§ PROBLEM DESCRIPTION
Copy out each line that has "content" in it.

(Stored records)

## BEGIN

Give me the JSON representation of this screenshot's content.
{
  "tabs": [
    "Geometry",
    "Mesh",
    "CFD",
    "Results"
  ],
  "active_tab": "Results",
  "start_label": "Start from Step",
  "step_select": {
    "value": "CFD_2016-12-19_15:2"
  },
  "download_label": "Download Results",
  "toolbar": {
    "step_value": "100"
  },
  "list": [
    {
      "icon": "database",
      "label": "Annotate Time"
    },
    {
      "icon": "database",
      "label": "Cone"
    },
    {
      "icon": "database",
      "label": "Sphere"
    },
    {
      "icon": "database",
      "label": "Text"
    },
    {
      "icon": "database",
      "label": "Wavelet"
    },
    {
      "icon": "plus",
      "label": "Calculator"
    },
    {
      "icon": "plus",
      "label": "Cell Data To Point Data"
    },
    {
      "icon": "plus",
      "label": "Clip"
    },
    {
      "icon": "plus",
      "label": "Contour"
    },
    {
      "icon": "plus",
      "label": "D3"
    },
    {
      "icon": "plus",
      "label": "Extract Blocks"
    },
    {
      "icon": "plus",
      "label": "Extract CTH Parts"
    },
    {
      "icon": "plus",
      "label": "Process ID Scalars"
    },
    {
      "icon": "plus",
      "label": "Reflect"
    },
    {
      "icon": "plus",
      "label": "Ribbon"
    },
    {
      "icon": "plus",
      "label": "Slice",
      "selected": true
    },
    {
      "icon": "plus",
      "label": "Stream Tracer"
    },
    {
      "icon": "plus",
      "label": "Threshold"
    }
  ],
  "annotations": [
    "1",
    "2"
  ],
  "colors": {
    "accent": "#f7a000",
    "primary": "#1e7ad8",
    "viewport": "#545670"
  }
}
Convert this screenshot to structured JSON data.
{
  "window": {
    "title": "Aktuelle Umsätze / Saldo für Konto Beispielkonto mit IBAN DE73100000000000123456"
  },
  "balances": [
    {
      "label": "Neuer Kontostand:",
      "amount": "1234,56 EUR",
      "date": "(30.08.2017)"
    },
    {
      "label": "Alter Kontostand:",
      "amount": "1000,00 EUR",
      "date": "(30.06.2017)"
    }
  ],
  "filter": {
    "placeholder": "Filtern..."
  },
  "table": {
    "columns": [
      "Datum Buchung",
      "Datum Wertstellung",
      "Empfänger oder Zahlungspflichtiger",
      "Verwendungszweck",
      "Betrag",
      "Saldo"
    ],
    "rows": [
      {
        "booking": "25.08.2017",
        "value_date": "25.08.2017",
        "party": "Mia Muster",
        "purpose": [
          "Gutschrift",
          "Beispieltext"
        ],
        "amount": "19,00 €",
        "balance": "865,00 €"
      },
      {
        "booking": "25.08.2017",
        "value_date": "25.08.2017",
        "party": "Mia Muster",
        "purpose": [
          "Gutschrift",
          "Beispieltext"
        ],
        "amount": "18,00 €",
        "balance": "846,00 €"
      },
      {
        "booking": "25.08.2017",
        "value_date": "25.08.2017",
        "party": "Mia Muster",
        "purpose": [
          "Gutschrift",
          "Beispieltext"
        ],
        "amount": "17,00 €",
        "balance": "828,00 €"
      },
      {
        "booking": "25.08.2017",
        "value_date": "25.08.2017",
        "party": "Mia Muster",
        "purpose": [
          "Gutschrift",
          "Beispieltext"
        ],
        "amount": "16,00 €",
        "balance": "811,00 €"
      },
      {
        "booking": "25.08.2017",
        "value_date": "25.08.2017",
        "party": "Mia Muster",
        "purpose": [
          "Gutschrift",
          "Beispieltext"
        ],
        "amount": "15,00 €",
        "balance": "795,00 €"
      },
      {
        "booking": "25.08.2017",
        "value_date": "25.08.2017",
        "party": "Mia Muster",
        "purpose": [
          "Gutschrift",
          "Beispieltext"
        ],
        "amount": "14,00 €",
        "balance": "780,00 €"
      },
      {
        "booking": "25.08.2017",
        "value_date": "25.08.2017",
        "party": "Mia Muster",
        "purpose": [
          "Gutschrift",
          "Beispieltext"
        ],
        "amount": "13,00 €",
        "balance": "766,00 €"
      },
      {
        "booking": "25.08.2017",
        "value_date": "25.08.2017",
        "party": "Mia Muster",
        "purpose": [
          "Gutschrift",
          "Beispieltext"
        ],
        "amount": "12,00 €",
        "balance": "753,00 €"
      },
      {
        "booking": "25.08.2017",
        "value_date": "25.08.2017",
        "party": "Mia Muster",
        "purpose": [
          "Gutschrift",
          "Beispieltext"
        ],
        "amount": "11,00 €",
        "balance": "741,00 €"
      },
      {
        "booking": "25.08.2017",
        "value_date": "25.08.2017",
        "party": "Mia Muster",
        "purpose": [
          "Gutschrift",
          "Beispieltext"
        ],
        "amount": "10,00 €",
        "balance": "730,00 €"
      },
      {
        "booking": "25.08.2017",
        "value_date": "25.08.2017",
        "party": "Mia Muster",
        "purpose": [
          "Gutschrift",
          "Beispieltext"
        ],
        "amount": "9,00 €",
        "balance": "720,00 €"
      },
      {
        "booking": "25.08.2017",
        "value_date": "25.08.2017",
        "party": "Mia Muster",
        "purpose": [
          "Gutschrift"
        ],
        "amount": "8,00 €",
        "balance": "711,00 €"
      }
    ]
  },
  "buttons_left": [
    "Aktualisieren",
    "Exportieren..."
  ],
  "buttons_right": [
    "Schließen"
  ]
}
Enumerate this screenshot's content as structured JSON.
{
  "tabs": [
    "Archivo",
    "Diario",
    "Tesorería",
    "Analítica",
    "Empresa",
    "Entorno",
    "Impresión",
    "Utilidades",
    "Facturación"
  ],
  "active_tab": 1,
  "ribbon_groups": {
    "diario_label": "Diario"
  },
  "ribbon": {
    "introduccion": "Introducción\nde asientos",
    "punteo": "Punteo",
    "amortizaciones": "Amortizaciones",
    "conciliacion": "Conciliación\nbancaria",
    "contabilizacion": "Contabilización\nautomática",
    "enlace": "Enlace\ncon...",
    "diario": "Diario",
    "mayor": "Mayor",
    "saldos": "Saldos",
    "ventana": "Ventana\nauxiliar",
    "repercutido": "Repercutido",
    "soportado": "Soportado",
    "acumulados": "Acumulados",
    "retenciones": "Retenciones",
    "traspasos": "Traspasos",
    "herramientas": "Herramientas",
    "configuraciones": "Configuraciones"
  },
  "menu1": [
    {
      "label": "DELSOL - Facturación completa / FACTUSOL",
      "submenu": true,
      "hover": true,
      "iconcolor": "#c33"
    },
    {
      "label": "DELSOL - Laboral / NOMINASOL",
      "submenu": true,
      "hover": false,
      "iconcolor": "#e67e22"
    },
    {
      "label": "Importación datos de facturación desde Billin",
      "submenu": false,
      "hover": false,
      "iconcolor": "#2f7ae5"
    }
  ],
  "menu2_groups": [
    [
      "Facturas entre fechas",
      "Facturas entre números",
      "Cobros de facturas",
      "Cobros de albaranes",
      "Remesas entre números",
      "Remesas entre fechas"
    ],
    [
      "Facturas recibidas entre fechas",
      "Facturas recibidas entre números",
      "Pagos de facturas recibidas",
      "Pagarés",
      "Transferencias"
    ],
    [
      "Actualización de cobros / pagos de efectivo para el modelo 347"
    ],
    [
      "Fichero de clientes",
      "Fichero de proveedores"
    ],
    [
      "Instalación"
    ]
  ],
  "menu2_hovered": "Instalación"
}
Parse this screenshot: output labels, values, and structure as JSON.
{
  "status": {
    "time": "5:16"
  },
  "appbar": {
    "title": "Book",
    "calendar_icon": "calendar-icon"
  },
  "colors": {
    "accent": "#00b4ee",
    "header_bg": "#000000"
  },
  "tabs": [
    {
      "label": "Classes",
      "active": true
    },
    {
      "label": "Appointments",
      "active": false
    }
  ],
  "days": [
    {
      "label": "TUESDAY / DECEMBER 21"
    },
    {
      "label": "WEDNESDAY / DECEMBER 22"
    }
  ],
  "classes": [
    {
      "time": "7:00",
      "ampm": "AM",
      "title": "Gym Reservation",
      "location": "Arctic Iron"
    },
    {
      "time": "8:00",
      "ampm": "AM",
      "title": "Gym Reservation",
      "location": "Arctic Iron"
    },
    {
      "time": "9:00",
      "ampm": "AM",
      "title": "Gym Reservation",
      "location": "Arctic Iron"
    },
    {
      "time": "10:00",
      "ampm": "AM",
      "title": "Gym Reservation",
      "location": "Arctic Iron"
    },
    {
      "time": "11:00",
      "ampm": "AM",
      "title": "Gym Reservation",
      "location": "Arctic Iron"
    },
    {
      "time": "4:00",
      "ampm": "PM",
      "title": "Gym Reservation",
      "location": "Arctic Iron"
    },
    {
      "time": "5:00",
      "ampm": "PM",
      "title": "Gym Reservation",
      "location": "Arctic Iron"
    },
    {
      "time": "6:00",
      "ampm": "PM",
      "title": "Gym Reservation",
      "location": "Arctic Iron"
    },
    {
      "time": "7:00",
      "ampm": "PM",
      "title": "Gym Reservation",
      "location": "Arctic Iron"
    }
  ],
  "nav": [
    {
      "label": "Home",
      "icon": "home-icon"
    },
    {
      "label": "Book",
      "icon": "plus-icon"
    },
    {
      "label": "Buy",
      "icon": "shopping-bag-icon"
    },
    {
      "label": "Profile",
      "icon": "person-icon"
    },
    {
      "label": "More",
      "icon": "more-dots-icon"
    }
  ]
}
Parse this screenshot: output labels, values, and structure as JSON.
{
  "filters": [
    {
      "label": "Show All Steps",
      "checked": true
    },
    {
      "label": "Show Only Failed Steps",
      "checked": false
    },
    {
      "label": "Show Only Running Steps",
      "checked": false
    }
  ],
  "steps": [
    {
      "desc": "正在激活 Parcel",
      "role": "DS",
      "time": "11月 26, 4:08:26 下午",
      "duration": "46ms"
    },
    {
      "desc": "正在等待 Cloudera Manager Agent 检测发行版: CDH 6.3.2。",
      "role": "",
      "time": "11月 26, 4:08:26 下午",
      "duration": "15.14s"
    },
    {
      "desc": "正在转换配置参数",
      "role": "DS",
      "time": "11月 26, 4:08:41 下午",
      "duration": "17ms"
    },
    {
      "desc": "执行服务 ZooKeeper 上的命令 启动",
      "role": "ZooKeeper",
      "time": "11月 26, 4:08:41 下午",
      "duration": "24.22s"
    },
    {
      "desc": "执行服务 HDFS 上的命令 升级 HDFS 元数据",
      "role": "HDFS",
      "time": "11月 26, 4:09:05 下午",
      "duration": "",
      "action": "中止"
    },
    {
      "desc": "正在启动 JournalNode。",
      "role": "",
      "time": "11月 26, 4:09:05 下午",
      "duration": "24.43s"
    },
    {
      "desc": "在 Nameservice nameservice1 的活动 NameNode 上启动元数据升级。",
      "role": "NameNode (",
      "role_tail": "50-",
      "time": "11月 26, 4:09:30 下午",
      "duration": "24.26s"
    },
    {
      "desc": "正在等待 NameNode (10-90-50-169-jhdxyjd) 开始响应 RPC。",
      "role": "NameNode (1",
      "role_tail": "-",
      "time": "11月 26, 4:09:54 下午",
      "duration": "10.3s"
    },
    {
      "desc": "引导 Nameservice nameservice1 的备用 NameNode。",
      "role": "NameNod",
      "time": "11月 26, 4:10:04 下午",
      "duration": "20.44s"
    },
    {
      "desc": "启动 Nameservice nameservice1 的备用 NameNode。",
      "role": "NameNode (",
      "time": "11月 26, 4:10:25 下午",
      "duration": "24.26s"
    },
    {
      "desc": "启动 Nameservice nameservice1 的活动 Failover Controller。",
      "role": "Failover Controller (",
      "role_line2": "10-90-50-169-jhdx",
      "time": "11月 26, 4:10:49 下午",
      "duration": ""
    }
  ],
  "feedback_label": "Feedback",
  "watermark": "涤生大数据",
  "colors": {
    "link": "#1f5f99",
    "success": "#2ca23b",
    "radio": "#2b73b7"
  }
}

## END

§ THE RESULT
Give me the JSON representation of this screenshot's content.
Enumerate this screenshot's content as structured JSON.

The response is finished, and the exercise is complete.